-------- ENTRIES SUPPLIED

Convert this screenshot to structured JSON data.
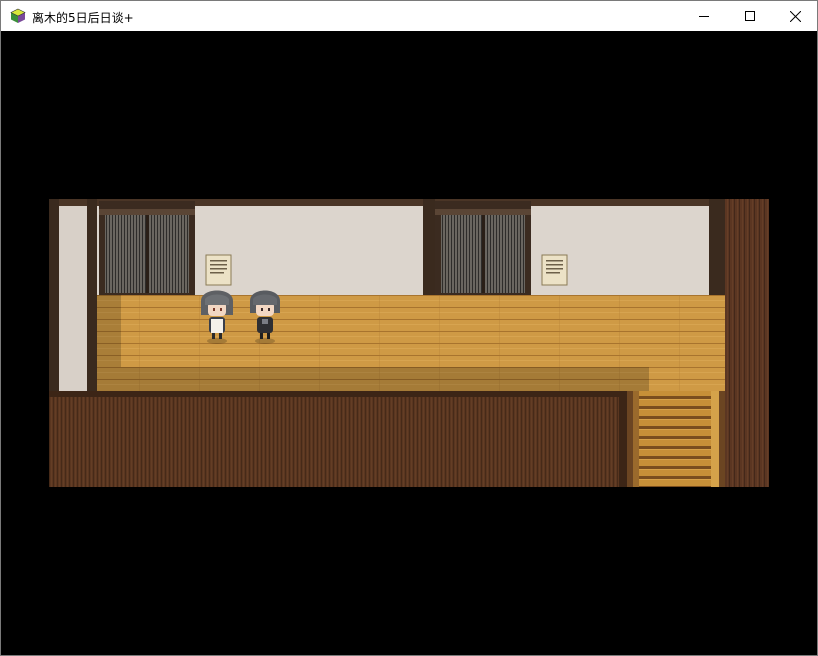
{
  "window": {
    "title": "离木的5日后日谈+",
    "controls": {
      "minimize": "minimize",
      "maximize": "maximize",
      "close": "close"
    }
  },
  "scene": {
    "notices": [
      "notice-1",
      "notice-2"
    ],
    "characters": [
      "girl-white-apron",
      "girl-dark-dress"
    ]
  }
}
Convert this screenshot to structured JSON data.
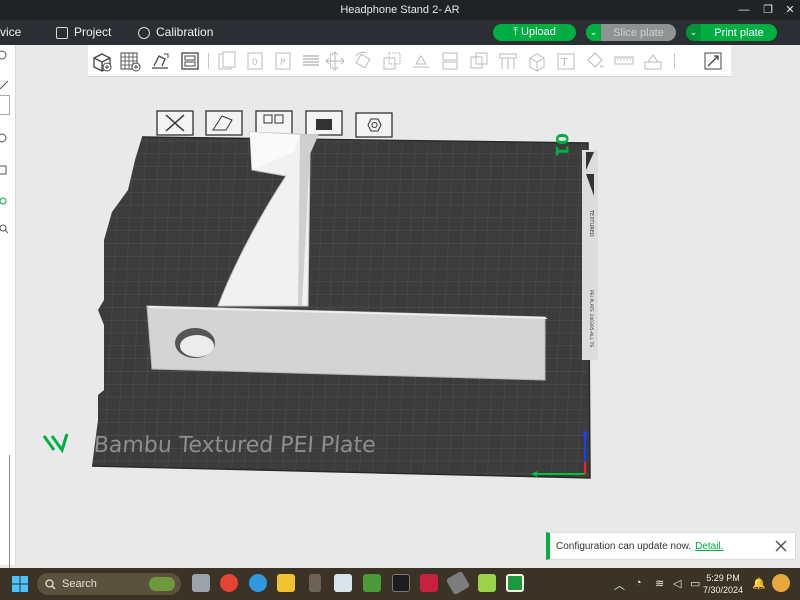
{
  "window": {
    "title": "Headphone Stand 2- AR"
  },
  "menubar": {
    "device_label": "vice",
    "project_label": "Project",
    "calibration_label": "Calibration",
    "upload_label": "Upload",
    "slice_label": "Slice plate",
    "print_label": "Print plate"
  },
  "plate": {
    "name": "Bambu Textured PEI Plate",
    "number": "01",
    "side_labels": [
      "TEXTURED",
      "PEI PLATE 240305-ALL TS"
    ]
  },
  "notification": {
    "message": "Configuration can update now.",
    "link": "Detail."
  },
  "taskbar": {
    "search_placeholder": "Search",
    "time": "5:29 PM",
    "date": "7/30/2024"
  },
  "colors": {
    "accent": "#00ae42",
    "bed": "#3c3c3c",
    "model": "#c9c9c9",
    "menubar": "#2b2f33"
  }
}
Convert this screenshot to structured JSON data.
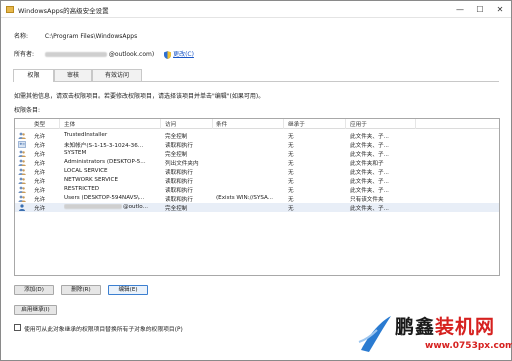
{
  "window": {
    "title": "WindowsApps的高级安全设置",
    "minimize_glyph": "—",
    "maximize_glyph": "☐",
    "close_glyph": "✕"
  },
  "info": {
    "name_label": "名称:",
    "name_value": "C:\\Program Files\\WindowsApps",
    "owner_label": "所有者:",
    "owner_value_suffix": "@outlook.com)",
    "change_link": "更改(C)"
  },
  "tabs": [
    {
      "label": "权限"
    },
    {
      "label": "审核"
    },
    {
      "label": "有效访问"
    }
  ],
  "hint_text": "如需其他信息，请双击权限项目。若要修改权限项目，请选择该项目并单击\"编辑\"(如果可用)。",
  "entries_label": "权限条目:",
  "table": {
    "headers": [
      "类型",
      "主体",
      "访问",
      "条件",
      "继承于",
      "应用于"
    ],
    "rows": [
      {
        "type": "允许",
        "principal": "TrustedInstaller",
        "access": "完全控制",
        "condition": "",
        "inherited": "无",
        "applies": "此文件夹、子...",
        "icon": "users-icon"
      },
      {
        "type": "允许",
        "principal": "未知帐户(S-1-15-3-1024-36...",
        "access": "读取和执行",
        "condition": "",
        "inherited": "无",
        "applies": "此文件夹、子...",
        "icon": "unknown-account-icon"
      },
      {
        "type": "允许",
        "principal": "SYSTEM",
        "access": "完全控制",
        "condition": "",
        "inherited": "无",
        "applies": "此文件夹、子...",
        "icon": "users-icon"
      },
      {
        "type": "允许",
        "principal": "Administrators (DESKTOP-5...",
        "access": "列出文件夹内",
        "condition": "",
        "inherited": "无",
        "applies": "此文件夹和子",
        "icon": "users-icon"
      },
      {
        "type": "允许",
        "principal": "LOCAL SERVICE",
        "access": "读取和执行",
        "condition": "",
        "inherited": "无",
        "applies": "此文件夹、子...",
        "icon": "users-icon"
      },
      {
        "type": "允许",
        "principal": "NETWORK SERVICE",
        "access": "读取和执行",
        "condition": "",
        "inherited": "无",
        "applies": "此文件夹、子...",
        "icon": "users-icon"
      },
      {
        "type": "允许",
        "principal": "RESTRICTED",
        "access": "读取和执行",
        "condition": "",
        "inherited": "无",
        "applies": "此文件夹、子...",
        "icon": "users-icon"
      },
      {
        "type": "允许",
        "principal": "Users (DESKTOP-594NAVS\\...",
        "access": "读取和执行",
        "condition": "(Exists WIN://SYSA...",
        "inherited": "无",
        "applies": "只有该文件夹",
        "icon": "users-icon"
      },
      {
        "type": "允许",
        "principal": "@outlo...",
        "access": "完全控制",
        "condition": "",
        "inherited": "无",
        "applies": "此文件夹、子...",
        "icon": "user-icon"
      }
    ]
  },
  "buttons": {
    "add": "添加(D)",
    "remove": "删除(R)",
    "edit": "编辑(E)",
    "enable_inheritance": "启用继承(I)"
  },
  "replace_checkbox_label": "使用可从此对象继承的权限项目替换所有子对象的权限项目(P)",
  "watermark": {
    "text_black": "鹏鑫",
    "text_red": "装机网",
    "url": "www.0753px.com"
  },
  "colors": {
    "link": "#1a56c6",
    "selected_row": "#e8eef7",
    "brand_red": "#d6211f"
  }
}
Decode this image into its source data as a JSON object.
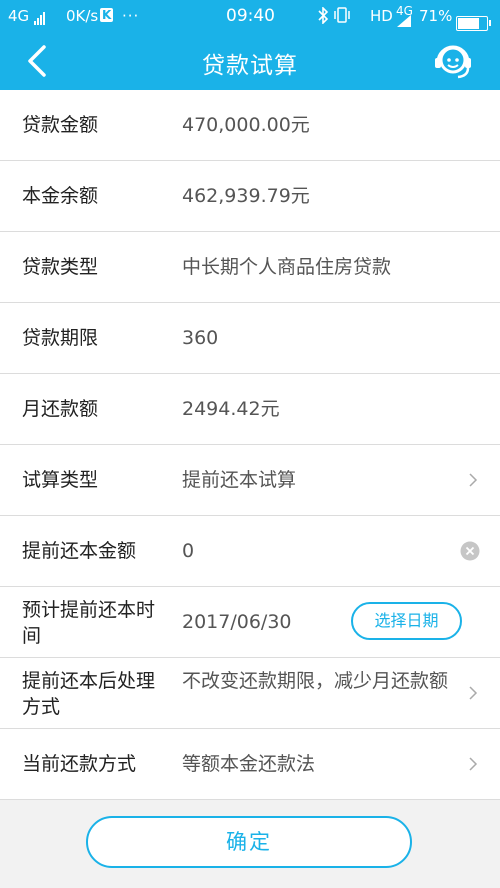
{
  "status_bar": {
    "network_left": "4G",
    "speed": "0K/s",
    "k_badge": "K",
    "dots": "···",
    "time": "09:40",
    "hd": "HD",
    "network_right": "4G",
    "battery": "71%",
    "battery_level": 0.71,
    "icons": [
      "signal-bars-icon",
      "k-app-icon",
      "bluetooth-icon",
      "vibrate-icon",
      "signal-icon",
      "battery-icon"
    ]
  },
  "nav": {
    "title": "贷款试算",
    "back_icon": "chevron-left-icon",
    "service_icon": "customer-service-icon"
  },
  "rows": [
    {
      "label": "贷款金额",
      "value": "470,000.00元"
    },
    {
      "label": "本金余额",
      "value": "462,939.79元"
    },
    {
      "label": "贷款类型",
      "value": "中长期个人商品住房贷款"
    },
    {
      "label": "贷款期限",
      "value": "360"
    },
    {
      "label": "月还款额",
      "value": "2494.42元"
    },
    {
      "label": "试算类型",
      "value": "提前还本试算"
    },
    {
      "label": "提前还本金额",
      "value": "0"
    },
    {
      "label": "预计提前还本时间",
      "value": "2017/06/30",
      "button": "选择日期"
    },
    {
      "label": "提前还本后处理方式",
      "value": "不改变还款期限，减少月还款额"
    },
    {
      "label": "当前还款方式",
      "value": "等额本金还款法"
    }
  ],
  "confirm_label": "确定",
  "colors": {
    "accent": "#1ab2e8",
    "background": "#f2f2f2",
    "row_bg": "#ffffff",
    "divider": "#dcdcdc"
  }
}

----------------

- _TASK TO CARRY OUT_: Write out the data precisely as given, excluding the pictures.

- _RESPONSE FOR THIS EXERCISE_:
Convert this screenshot to structured JSON data.
{
  "window": {
    "title": "离木的5日后日谈+",
    "controls": {
      "minimize": "minimize",
      "maximize": "maximize",
      "close": "close"
    }
  },
  "scene": {
    "notices": [
      "notice-1",
      "notice-2"
    ],
    "characters": [
      "girl-white-apron",
      "girl-dark-dress"
    ]
  }
}
Convert this screenshot to structured JSON data.
{
  "window": {
    "title": "Headphone Stand 2- AR"
  },
  "menubar": {
    "device_label": "vice",
    "project_label": "Project",
    "calibration_label": "Calibration",
    "upload_label": "Upload",
    "slice_label": "Slice plate",
    "print_label": "Print plate"
  },
  "plate": {
    "name": "Bambu Textured PEI Plate",
    "number": "01",
    "side_labels": [
      "TEXTURED",
      "PEI PLATE 240305-ALL TS"
    ]
  },
  "notification": {
    "message": "Configuration can update now.",
    "link": "Detail."
  },
  "taskbar": {
    "search_placeholder": "Search",
    "time": "5:29 PM",
    "date": "7/30/2024"
  },
  "colors": {
    "accent": "#00ae42",
    "bed": "#3c3c3c",
    "model": "#c9c9c9",
    "menubar": "#2b2f33"
  }
}
Convert this screenshot to structured JSON data.
{
  "window": {
    "title": "WindowsApps的高级安全设置",
    "minimize_glyph": "—",
    "maximize_glyph": "☐",
    "close_glyph": "✕"
  },
  "info": {
    "name_label": "名称:",
    "name_value": "C:\\Program Files\\WindowsApps",
    "owner_label": "所有者:",
    "owner_value_suffix": "@outlook.com)",
    "change_link": "更改(C)"
  },
  "tabs": [
    {
      "label": "权限"
    },
    {
      "label": "审核"
    },
    {
      "label": "有效访问"
    }
  ],
  "hint_text": "如需其他信息，请双击权限项目。若要修改权限项目，请选择该项目并单击\"编辑\"(如果可用)。",
  "entries_label": "权限条目:",
  "table": {
    "headers": [
      "类型",
      "主体",
      "访问",
      "条件",
      "继承于",
      "应用于"
    ],
    "rows": [
      {
        "type": "允许",
        "principal": "TrustedInstaller",
        "access": "完全控制",
        "condition": "",
        "inherited": "无",
        "applies": "此文件夹、子...",
        "icon": "users-icon"
      },
      {
        "type": "允许",
        "principal": "未知帐户(S-1-15-3-1024-36...",
        "access": "读取和执行",
        "condition": "",
        "inherited": "无",
        "applies": "此文件夹、子...",
        "icon": "unknown-account-icon"
      },
      {
        "type": "允许",
        "principal": "SYSTEM",
        "access": "完全控制",
        "condition": "",
        "inherited": "无",
        "applies": "此文件夹、子...",
        "icon": "users-icon"
      },
      {
        "type": "允许",
        "principal": "Administrators (DESKTOP-5...",
        "access": "列出文件夹内",
        "condition": "",
        "inherited": "无",
        "applies": "此文件夹和子",
        "icon": "users-icon"
      },
      {
        "type": "允许",
        "principal": "LOCAL SERVICE",
        "access": "读取和执行",
        "condition": "",
        "inherited": "无",
        "applies": "此文件夹、子...",
        "icon": "users-icon"
      },
      {
        "type": "允许",
        "principal": "NETWORK SERVICE",
        "access": "读取和执行",
        "condition": "",
        "inherited": "无",
        "applies": "此文件夹、子...",
        "icon": "users-icon"
      },
      {
        "type": "允许",
        "principal": "RESTRICTED",
        "access": "读取和执行",
        "condition": "",
        "inherited": "无",
        "applies": "此文件夹、子...",
        "icon": "users-icon"
      },
      {
        "type": "允许",
        "principal": "Users (DESKTOP-594NAVS\\...",
        "access": "读取和执行",
        "condition": "(Exists WIN://SYSA...",
        "inherited": "无",
        "applies": "只有该文件夹",
        "icon": "users-icon"
      },
      {
        "type": "允许",
        "principal": "@outlo...",
        "access": "完全控制",
        "condition": "",
        "inherited": "无",
        "applies": "此文件夹、子...",
        "icon": "user-icon"
      }
    ]
  },
  "buttons": {
    "add": "添加(D)",
    "remove": "删除(R)",
    "edit": "编辑(E)",
    "enable_inheritance": "启用继承(I)"
  },
  "replace_checkbox_label": "使用可从此对象继承的权限项目替换所有子对象的权限项目(P)",
  "watermark": {
    "text_black": "鹏鑫",
    "text_red": "装机网",
    "url": "www.0753px.com"
  },
  "colors": {
    "link": "#1a56c6",
    "selected_row": "#e8eef7",
    "brand_red": "#d6211f"
  }
}
Decode this image into its source data as a JSON object.
{
  "status_bar": {
    "network_left": "4G",
    "speed": "0K/s",
    "k_badge": "K",
    "dots": "···",
    "time": "09:40",
    "hd": "HD",
    "network_right": "4G",
    "battery": "71%",
    "battery_level": 0.71,
    "icons": [
      "signal-bars-icon",
      "k-app-icon",
      "bluetooth-icon",
      "vibrate-icon",
      "signal-icon",
      "battery-icon"
    ]
  },
  "nav": {
    "title": "贷款试算",
    "back_icon": "chevron-left-icon",
    "service_icon": "customer-service-icon"
  },
  "rows": [
    {
      "label": "贷款金额",
      "value": "470,000.00元"
    },
    {
      "label": "本金余额",
      "value": "462,939.79元"
    },
    {
      "label": "贷款类型",
      "value": "中长期个人商品住房贷款"
    },
    {
      "label": "贷款期限",
      "value": "360"
    },
    {
      "label": "月还款额",
      "value": "2494.42元"
    },
    {
      "label": "试算类型",
      "value": "提前还本试算"
    },
    {
      "label": "提前还本金额",
      "value": "0"
    },
    {
      "label": "预计提前还本时间",
      "value": "2017/06/30",
      "button": "选择日期"
    },
    {
      "label": "提前还本后处理方式",
      "value": "不改变还款期限，减少月还款额"
    },
    {
      "label": "当前还款方式",
      "value": "等额本金还款法"
    }
  ],
  "confirm_label": "确定",
  "colors": {
    "accent": "#1ab2e8",
    "background": "#f2f2f2",
    "row_bg": "#ffffff",
    "divider": "#dcdcdc"
  }
}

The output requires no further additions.